__Task statement__
Report each line of the data that has "woman" somewhere in it.

__Material for this exercise__
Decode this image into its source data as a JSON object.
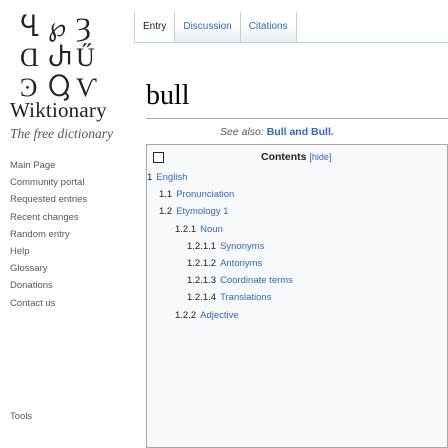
{
  "logo": {
    "wordmark": "Wiktionary",
    "tagline": "The free dictionary",
    "glyphs": [
      "Ⴁ",
      "℘",
      "Ȝ",
      "Ɑ",
      "Ⴐ",
      "Ű",
      "Ͽ",
      "Ⴓ",
      "Ѵ"
    ]
  },
  "sidebar": {
    "items": [
      "Main Page",
      "Community portal",
      "Requested entries",
      "Recent changes",
      "Random entry",
      "Help",
      "Glossary",
      "Donations",
      "Contact us"
    ],
    "tools_label": "Tools"
  },
  "tabs": [
    {
      "label": "Entry",
      "selected": true
    },
    {
      "label": "Discussion",
      "selected": false
    },
    {
      "label": "Citations",
      "selected": false
    }
  ],
  "page": {
    "title": "bull",
    "see_also_lead": "See also:",
    "see_also_link": "Bull and Bull."
  },
  "toc": {
    "heading": "Contents",
    "hide_label": "[hide]",
    "items": [
      {
        "num": "1",
        "label": "English",
        "level": 1
      },
      {
        "num": "1.1",
        "label": "Pronunciation",
        "level": 2
      },
      {
        "num": "1.2",
        "label": "Etymology 1",
        "level": 2
      },
      {
        "num": "1.2.1",
        "label": "Noun",
        "level": 3
      },
      {
        "num": "1.2.1.1",
        "label": "Synonyms",
        "level": 4
      },
      {
        "num": "1.2.1.2",
        "label": "Antonyms",
        "level": 4
      },
      {
        "num": "1.2.1.3",
        "label": "Coordinate terms",
        "level": 4
      },
      {
        "num": "1.2.1.4",
        "label": "Translations",
        "level": 4
      },
      {
        "num": "1.2.2",
        "label": "Adjective",
        "level": 3
      }
    ]
  }
}
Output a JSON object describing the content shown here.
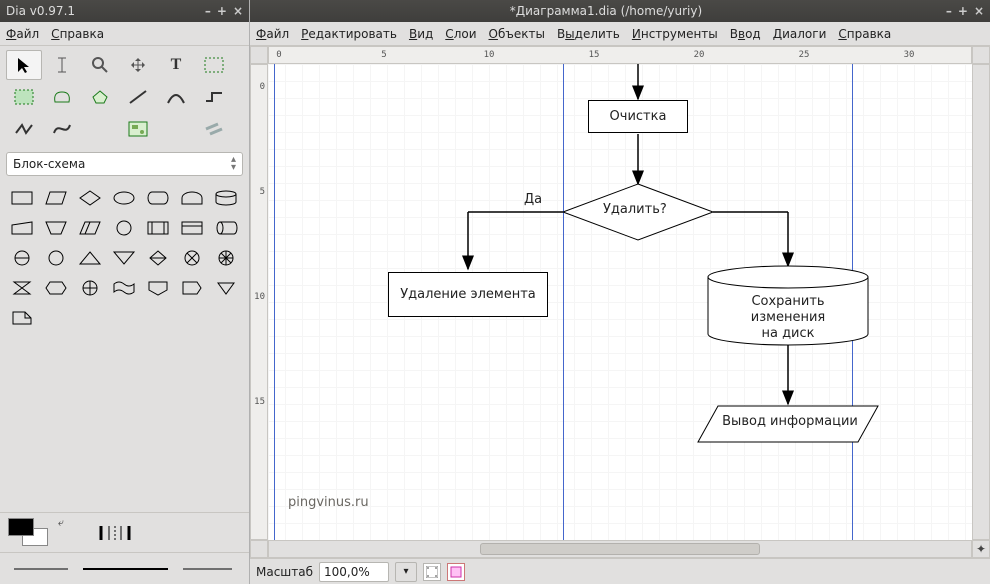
{
  "toolbox": {
    "title": "Dia v0.97.1",
    "menu": {
      "file": "Файл",
      "help": "Справка"
    },
    "win_min": "–",
    "win_max": "+",
    "win_close": "×",
    "category": "Блок-схема",
    "tools": [
      {
        "name": "pointer-tool",
        "icon": "arrow"
      },
      {
        "name": "text-edit-tool",
        "icon": "ibeam"
      },
      {
        "name": "magnify-tool",
        "icon": "zoom"
      },
      {
        "name": "scroll-tool",
        "icon": "move"
      },
      {
        "name": "text-tool",
        "icon": "T"
      },
      {
        "name": "box-tool",
        "icon": "box"
      },
      {
        "name": "ellipse-tool",
        "icon": "ellipse"
      },
      {
        "name": "polygon-tool",
        "icon": "poly"
      },
      {
        "name": "beziergon-tool",
        "icon": "bezpoly"
      },
      {
        "name": "line-tool",
        "icon": "line"
      },
      {
        "name": "arc-tool",
        "icon": "arc"
      },
      {
        "name": "zigzag-tool",
        "icon": "zig"
      },
      {
        "name": "polyline-tool",
        "icon": "polyline"
      },
      {
        "name": "bezier-tool",
        "icon": "bez"
      },
      {
        "name": "image-tool",
        "icon": "image"
      },
      {
        "name": "outline-tool",
        "icon": "ghost"
      }
    ],
    "shapes": [
      "process",
      "data",
      "decision",
      "terminator",
      "predefined",
      "preparation",
      "manual-input",
      "manual-operation",
      "display",
      "off-page",
      "document",
      "stored-data",
      "internal-storage",
      "database",
      "merge",
      "extract",
      "or",
      "summing",
      "collate",
      "sort",
      "delay",
      "connector",
      "punched-card",
      "punched-tape",
      "magtape",
      "magdisk",
      "magdrum",
      "off-page2"
    ]
  },
  "canvas_window": {
    "title": "*Диаграмма1.dia (/home/yuriy)",
    "win_min": "–",
    "win_max": "+",
    "win_close": "×",
    "menu": {
      "file": "Файл",
      "edit": "Редактировать",
      "view": "Вид",
      "layers": "Слои",
      "objects": "Объекты",
      "select": "Выделить",
      "tools": "Инструменты",
      "input": "Ввод",
      "dialogs": "Диалоги",
      "help": "Справка"
    },
    "hruler_labels": [
      "0",
      "5",
      "10",
      "15",
      "20",
      "25",
      "30"
    ],
    "vruler_labels": [
      "0",
      "5",
      "10",
      "15"
    ],
    "zoom_label": "Масштаб",
    "zoom_value": "100,0%"
  },
  "diagram": {
    "cleanup": "Очистка",
    "delete_q": "Удалить?",
    "yes": "Да",
    "remove_elem": "Удаление элемента",
    "save_disk_l1": "Сохранить изменения",
    "save_disk_l2": "на диск",
    "output_info": "Вывод информации",
    "watermark": "pingvinus.ru"
  }
}
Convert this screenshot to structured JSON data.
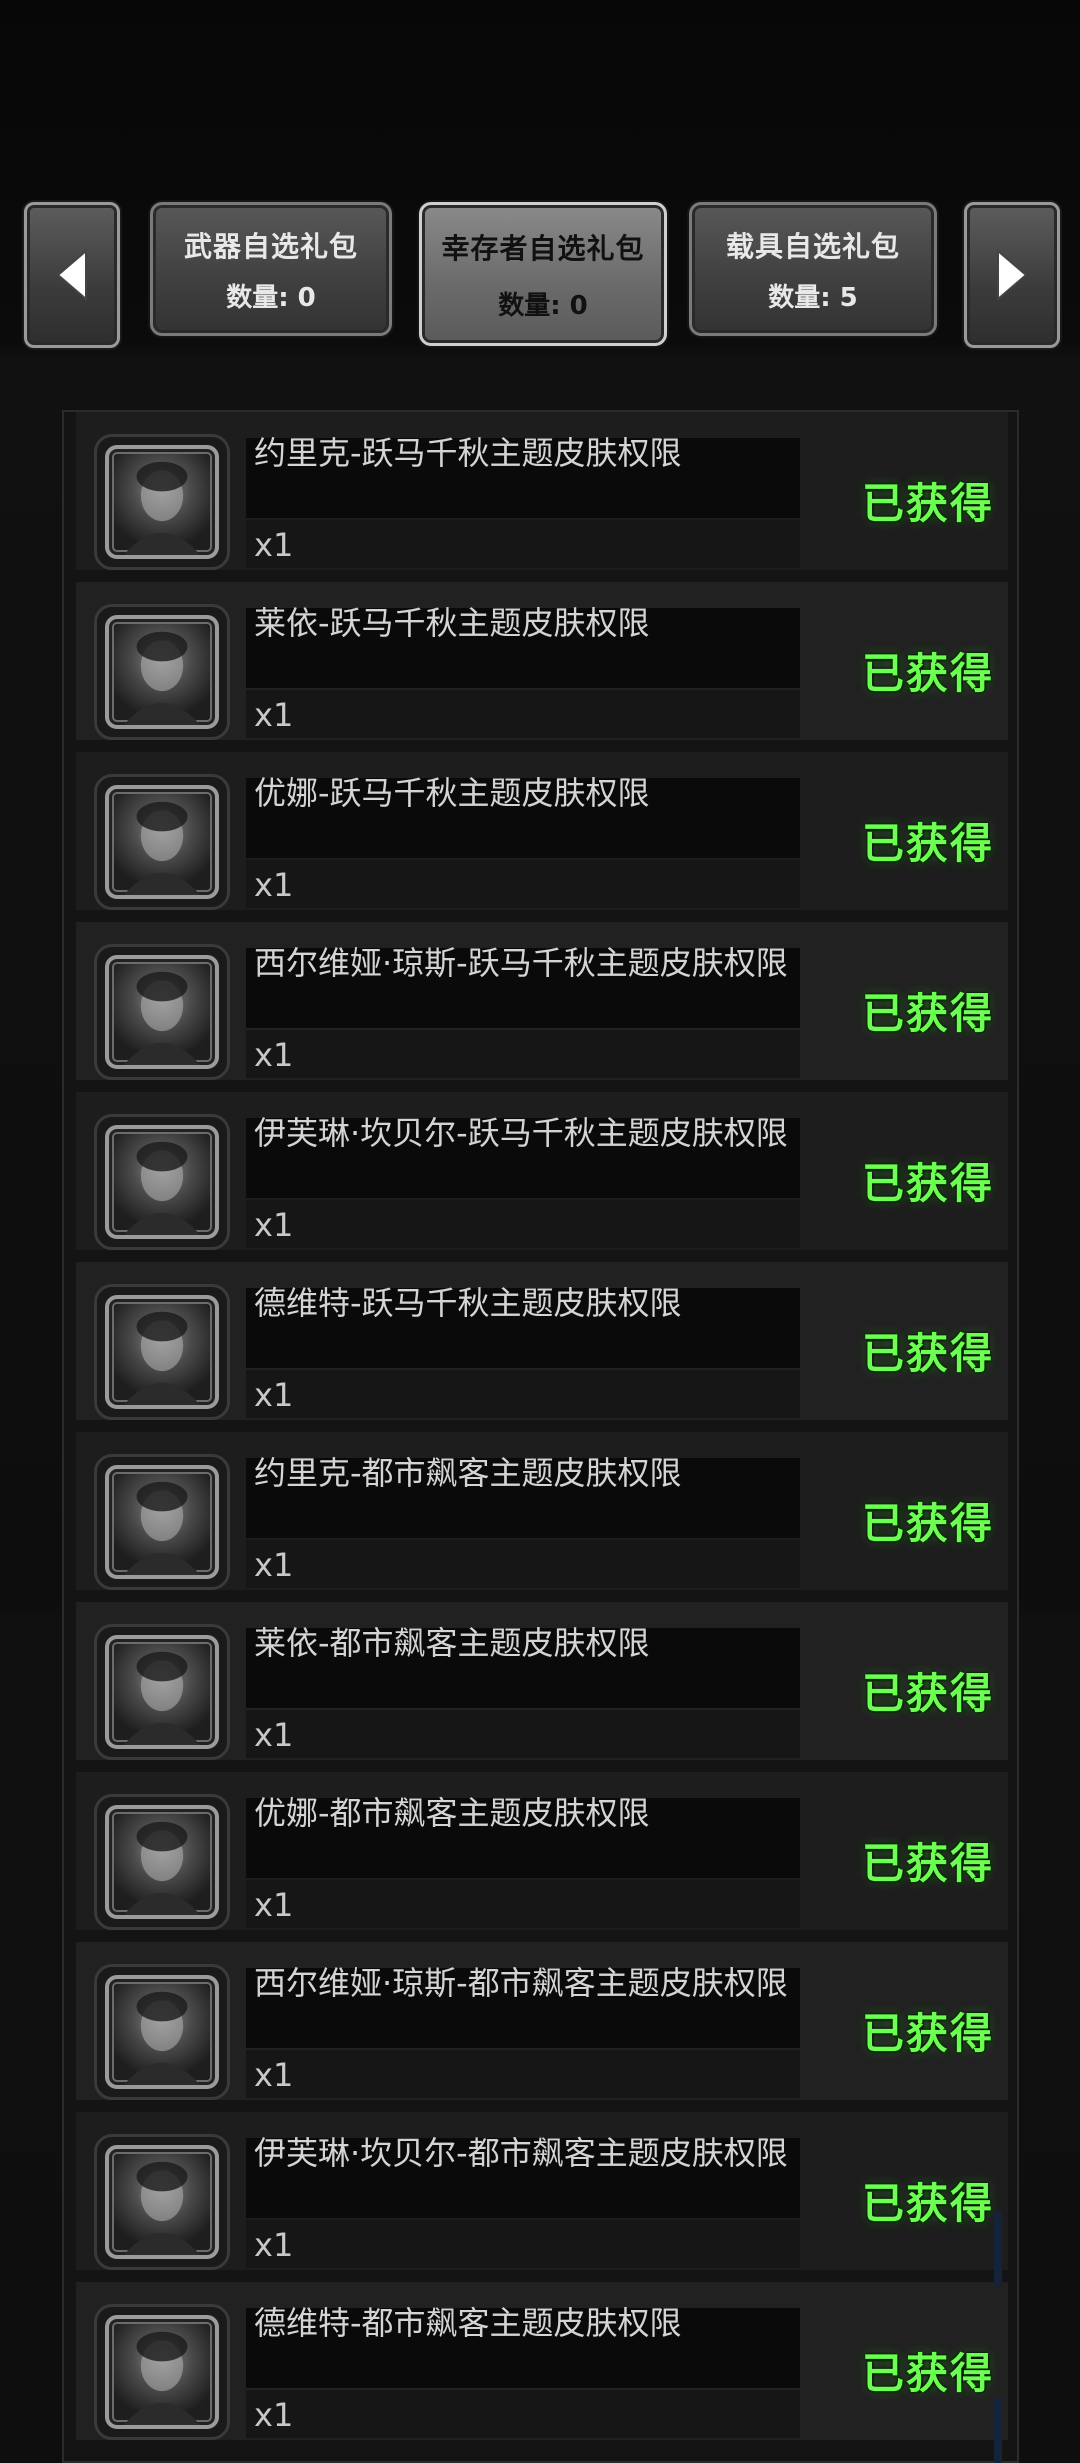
{
  "tabs": {
    "weapon": {
      "title": "武器自选礼包",
      "count": "数量: 0"
    },
    "survivor": {
      "title": "幸存者自选礼包",
      "count": "数量: 0"
    },
    "vehicle": {
      "title": "载具自选礼包",
      "count": "数量: 5"
    }
  },
  "items": [
    {
      "name": "约里克-跃马千秋主题皮肤权限",
      "qty": "x1",
      "status": "已获得",
      "icon": "man-straw-hat-portrait-icon"
    },
    {
      "name": "莱依-跃马千秋主题皮肤权限",
      "qty": "x1",
      "status": "已获得",
      "icon": "man-headband-portrait-icon"
    },
    {
      "name": "优娜-跃马千秋主题皮肤权限",
      "qty": "x1",
      "status": "已获得",
      "icon": "woman-long-hair-portrait-icon"
    },
    {
      "name": "西尔维娅·琼斯-跃马千秋主题皮肤权限",
      "qty": "x1",
      "status": "已获得",
      "icon": "woman-hat-portrait-icon"
    },
    {
      "name": "伊芙琳·坎贝尔-跃马千秋主题皮肤权限",
      "qty": "x1",
      "status": "已获得",
      "icon": "woman-scarf-portrait-icon"
    },
    {
      "name": "德维特-跃马千秋主题皮肤权限",
      "qty": "x1",
      "status": "已获得",
      "icon": "man-short-hair-portrait-icon"
    },
    {
      "name": "约里克-都市飙客主题皮肤权限",
      "qty": "x1",
      "status": "已获得",
      "icon": "biker-helmet-portrait-icon"
    },
    {
      "name": "莱依-都市飙客主题皮肤权限",
      "qty": "x1",
      "status": "已获得",
      "icon": "biker-hood-portrait-icon"
    },
    {
      "name": "优娜-都市飙客主题皮肤权限",
      "qty": "x1",
      "status": "已获得",
      "icon": "biker-visor-portrait-icon"
    },
    {
      "name": "西尔维娅·琼斯-都市飙客主题皮肤权限",
      "qty": "x1",
      "status": "已获得",
      "icon": "biker-mask-portrait-icon"
    },
    {
      "name": "伊芙琳·坎贝尔-都市飙客主题皮肤权限",
      "qty": "x1",
      "status": "已获得",
      "icon": "biker-fullface-helmet-portrait-icon"
    },
    {
      "name": "德维特-都市飙客主题皮肤权限",
      "qty": "x1",
      "status": "已获得",
      "icon": "biker-goggles-portrait-icon"
    }
  ]
}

__Solution__
      "icon": "woman-long-hair-portrait-icon"
      "icon": "woman-hat-portrait-icon"
      "icon": "woman-scarf-portrait-icon"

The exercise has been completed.